Omit any picture, and return the remaining data exactly as written.

---------- Supplied material ----------

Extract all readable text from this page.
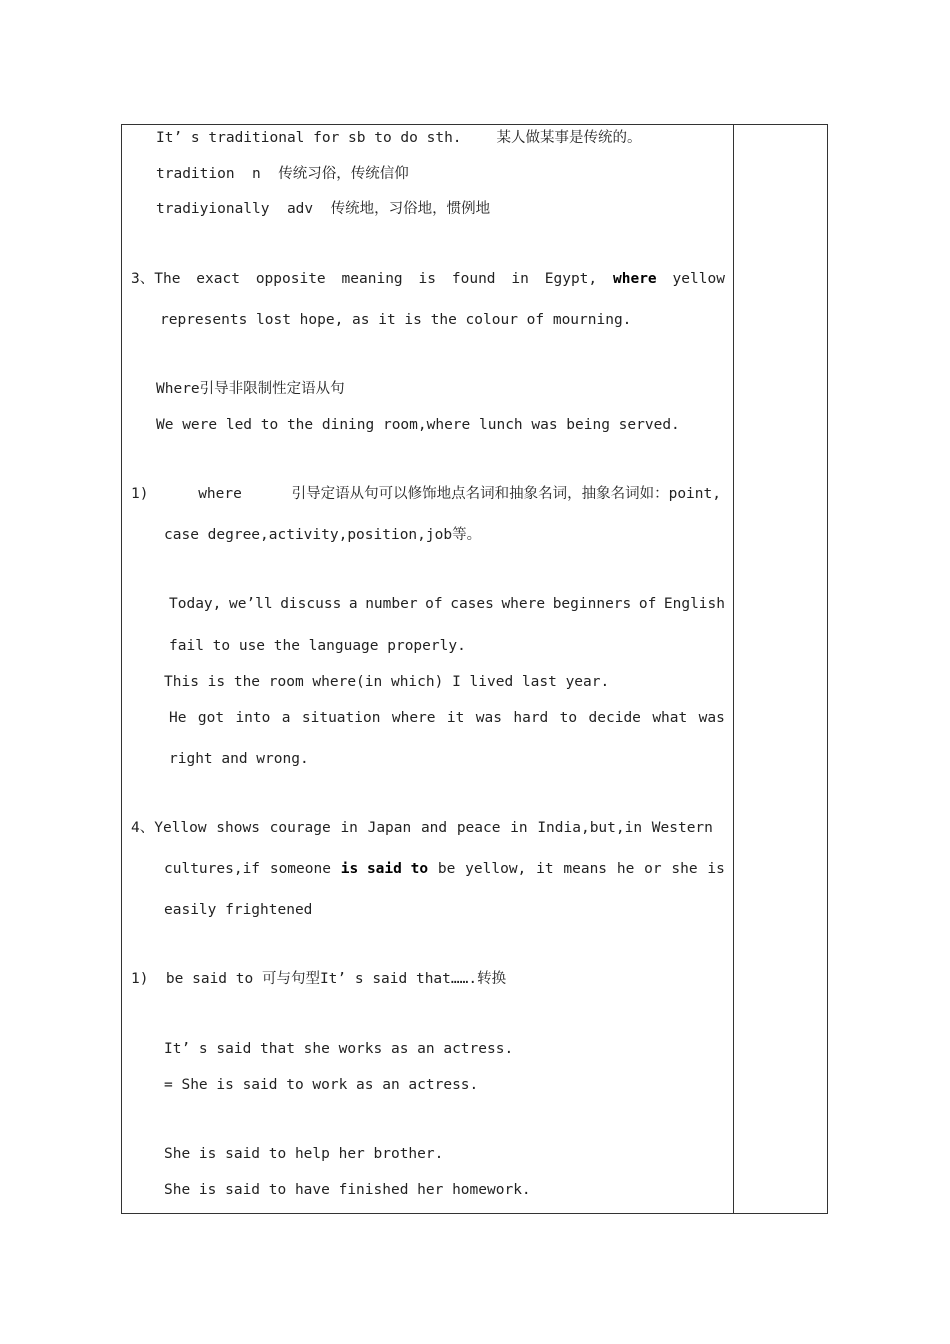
It’ s traditional for sb to do sth.    某人做某事是传统的。
tradition  n  传统习俗，传统信仰
tradiyionally  adv  传统地，习俗地，惯例地
3、The exact opposite meaning is found in Egypt, where yellow
represents lost hope, as it is the colour of mourning.
Where引导非限制性定语从句
We were led to the dining room,where lunch was being served.
1)	where	引导定语从句可以修饰地点名词和抽象名词，抽象名词如：point,
case degree,activity,position,job等。
Today, we’ll discuss a number of cases where beginners of English
fail to use the language properly.
This is the room where(in which) I lived last year.
He got into a situation where it was hard to decide what was
right and wrong.
4、Yellow shows courage in Japan and peace in India,but,in Western
cultures,if someone is said to be yellow, it means he or she is
easily frightened
1)  be said to 可与句型It’ s said that…….转换
It’ s said that she works as an actress.
= She is said to work as an actress.
She is said to help her brother.
She is said to have finished her homework.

----------

■ Result for this exercise:
Extract all readable text from this page.
It’ s traditional for sb to do sth.    某人做某事是传统的。
tradition  n  传统习俗，传统信仰
tradiyionally  adv  传统地，习俗地，惯例地
3、The exact opposite meaning is found in Egypt, where yellow
represents lost hope, as it is the colour of mourning.
Where引导非限制性定语从句
We were led to the dining room,where lunch was being served.
1)	where	引导定语从句可以修饰地点名词和抽象名词，抽象名词如：point,
case degree,activity,position,job等。
Today, we’ll discuss a number of cases where beginners of English
fail to use the language properly.
This is the room where(in which) I lived last year.
He got into a situation where it was hard to decide what was
right and wrong.
4、Yellow shows courage in Japan and peace in India,but,in Western
cultures,if someone is said to be yellow, it means he or she is
easily frightened
1)  be said to 可与句型It’ s said that…….转换
It’ s said that she works as an actress.
= She is said to work as an actress.
She is said to help her brother.
She is said to have finished her homework.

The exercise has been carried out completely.